Task description → Find each line with "رہتا" and copy it.
### Data section ###
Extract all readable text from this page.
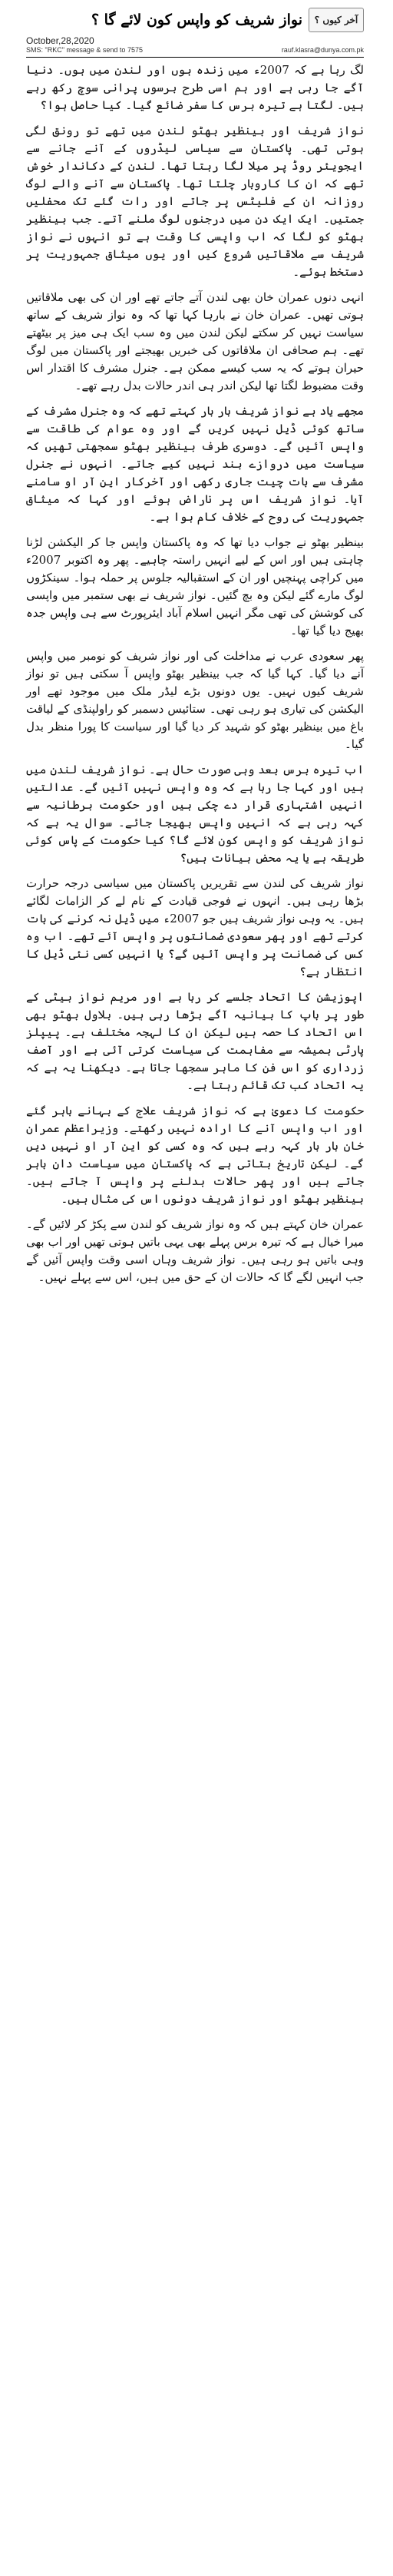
آخر کیوں ؟
نواز شریف کو واپس کون لائے گا ؟
October,28,2020
SMS: "RKC" message & send to 7575	rauf.klasra@dunya.com.pk

لگ رہا ہے کہ 2007ء میں زندہ ہوں اور لندن میں ہوں۔ دنیا آگے جا رہی ہے اور ہم اسی طرح برسوں پرانی سوچ رکھ رہے ہیں۔ لگتا ہے تیرہ برس کا سفر ضائع گیا۔ کیا حاصل ہوا؟

نواز شریف اور بینظیر بھٹو لندن میں تھے تو رونق لگی ہوتی تھی۔ پاکستان سے سیاسی لیڈروں کے آنے جانے سے ایجویئر روڈ پر میلا لگا رہتا تھا۔ لندن کے دکاندار خوش تھے کہ ان کا کاروبار چلتا تھا۔ پاکستان سے آنے والے لوگ روزانہ ان کے فلیٹس پر جاتے اور رات گئے تک محفلیں جمتیں۔ ایک ایک دن میں درجنوں لوگ ملنے آتے۔ جب بینظیر بھٹو کو لگا کہ اب واپسی کا وقت ہے تو انہوں نے نواز شریف سے ملاقاتیں شروع کیں اور یوں میثاق جمہوریت پر دستخط ہوئے۔

انہی دنوں عمران خان بھی لندن آتے جاتے تھے اور ان کی بھی ملاقاتیں ہوتی تھیں۔ عمران خان نے بارہا کہا تھا کہ وہ نواز شریف کے ساتھ سیاست نہیں کر سکتے لیکن لندن میں وہ سب ایک ہی میز پر بیٹھتے تھے۔ ہم صحافی ان ملاقاتوں کی خبریں بھیجتے اور پاکستان میں لوگ حیران ہوتے کہ یہ سب کیسے ممکن ہے۔ جنرل مشرف کا اقتدار اس وقت مضبوط لگتا تھا لیکن اندر ہی اندر حالات بدل رہے تھے۔

مجھے یاد ہے نواز شریف بار بار کہتے تھے کہ وہ جنرل مشرف کے ساتھ کوئی ڈیل نہیں کریں گے اور وہ عوام کی طاقت سے واپس آئیں گے۔ دوسری طرف بینظیر بھٹو سمجھتی تھیں کہ سیاست میں دروازے بند نہیں کیے جاتے۔ انہوں نے جنرل مشرف سے بات چیت جاری رکھی اور آخرکار این آر او سامنے آیا۔ نواز شریف اس پر ناراض ہوئے اور کہا کہ میثاق جمہوریت کی روح کے خلاف کام ہوا ہے۔

بینظیر بھٹو نے جواب دیا تھا کہ وہ پاکستان واپس جا کر الیکشن لڑنا چاہتی ہیں اور اس کے لیے انہیں راستہ چاہیے۔ پھر وہ اکتوبر 2007ء میں کراچی پہنچیں اور ان کے استقبالیہ جلوس پر حملہ ہوا۔ سینکڑوں لوگ مارے گئے لیکن وہ بچ گئیں۔ نواز شریف نے بھی ستمبر میں واپسی کی کوشش کی تھی مگر انہیں اسلام آباد ایئرپورٹ سے ہی واپس جدہ بھیج دیا گیا تھا۔

پھر سعودی عرب نے مداخلت کی اور نواز شریف کو نومبر میں واپس آنے دیا گیا۔ کہا گیا کہ جب بینظیر بھٹو واپس آ سکتی ہیں تو نواز شریف کیوں نہیں۔ یوں دونوں بڑے لیڈر ملک میں موجود تھے اور الیکشن کی تیاری ہو رہی تھی۔ ستائیس دسمبر کو راولپنڈی کے لیاقت باغ میں بینظیر بھٹو کو شہید کر دیا گیا اور سیاست کا پورا منظر بدل گیا۔

اب تیرہ برس بعد وہی صورت حال ہے۔ نواز شریف لندن میں ہیں اور کہا جا رہا ہے کہ وہ واپس نہیں آئیں گے۔ عدالتیں انہیں اشتہاری قرار دے چکی ہیں اور حکومت برطانیہ سے کہہ رہی ہے کہ انہیں واپس بھیجا جائے۔ سوال یہ ہے کہ نواز شریف کو واپس کون لائے گا؟ کیا حکومت کے پاس کوئی طریقہ ہے یا یہ محض بیانات ہیں؟

نواز شریف کی لندن سے تقریریں پاکستان میں سیاسی درجہ حرارت بڑھا رہی ہیں۔ انہوں نے فوجی قیادت کے نام لے کر الزامات لگائے ہیں۔ یہ وہی نواز شریف ہیں جو 2007ء میں ڈیل نہ کرنے کی بات کرتے تھے اور پھر سعودی ضمانتوں پر واپس آئے تھے۔ اب وہ کس کی ضمانت پر واپس آئیں گے؟ یا انہیں کسی نئی ڈیل کا انتظار ہے؟

اپوزیشن کا اتحاد جلسے کر رہا ہے اور مریم نواز بیٹی کے طور پر باپ کا بیانیہ آگے بڑھا رہی ہیں۔ بلاول بھٹو بھی اس اتحاد کا حصہ ہیں لیکن ان کا لہجہ مختلف ہے۔ پیپلز پارٹی ہمیشہ سے مفاہمت کی سیاست کرتی آئی ہے اور آصف زرداری کو اس فن کا ماہر سمجھا جاتا ہے۔ دیکھنا یہ ہے کہ یہ اتحاد کب تک قائم رہتا ہے۔

حکومت کا دعویٰ ہے کہ نواز شریف علاج کے بہانے باہر گئے اور اب واپس آنے کا ارادہ نہیں رکھتے۔ وزیراعظم عمران خان بار بار کہہ رہے ہیں کہ وہ کسی کو این آر او نہیں دیں گے۔ لیکن تاریخ بتاتی ہے کہ پاکستان میں سیاست دان باہر جاتے ہیں اور پھر حالات بدلنے پر واپس آ جاتے ہیں۔ بینظیر بھٹو اور نواز شریف دونوں اس کی مثال ہیں۔

عمران خان کہتے ہیں کہ وہ نواز شریف کو لندن سے پکڑ کر لائیں گے۔ میرا خیال ہے کہ تیرہ برس پہلے بھی یہی باتیں ہوتی تھیں اور اب بھی وہی باتیں ہو رہی ہیں۔ نواز شریف وہاں اسی وقت واپس آئیں گے جب انہیں لگے گا کہ حالات ان کے حق میں ہیں، اس سے پہلے نہیں۔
###
Solution to the problem →
نواز شریف اور بینظیر بھٹو لندن میں تھے تو رونق لگی ہوتی تھی۔ پاکستان سے سیاسی لیڈروں کے آنے جانے سے ایجویئر روڈ پر میلا لگا رہتا تھا۔ لندن کے دکاندار خوش تھے کہ ان کا کاروبار چلتا تھا۔ پاکستان سے آنے والے لوگ روزانہ ان کے فلیٹس پر جاتے اور رات گئے تک محفلیں جمتیں۔ ایک ایک دن میں درجنوں لوگ ملنے آتے۔ جب بینظیر بھٹو کو لگا کہ اب واپسی کا وقت ہے تو انہوں نے نواز شریف سے ملاقاتیں شروع کیں اور یوں میثاق جمہوریت پر دستخط ہوئے۔
اپوزیشن کا اتحاد جلسے کر رہا ہے اور مریم نواز بیٹی کے طور پر باپ کا بیانیہ آگے بڑھا رہی ہیں۔ بلاول بھٹو بھی اس اتحاد کا حصہ ہیں لیکن ان کا لہجہ مختلف ہے۔ پیپلز پارٹی ہمیشہ سے مفاہمت کی سیاست کرتی آئی ہے اور آصف زرداری کو اس فن کا ماہر سمجھا جاتا ہے۔ دیکھنا یہ ہے کہ یہ اتحاد کب تک قائم رہتا ہے۔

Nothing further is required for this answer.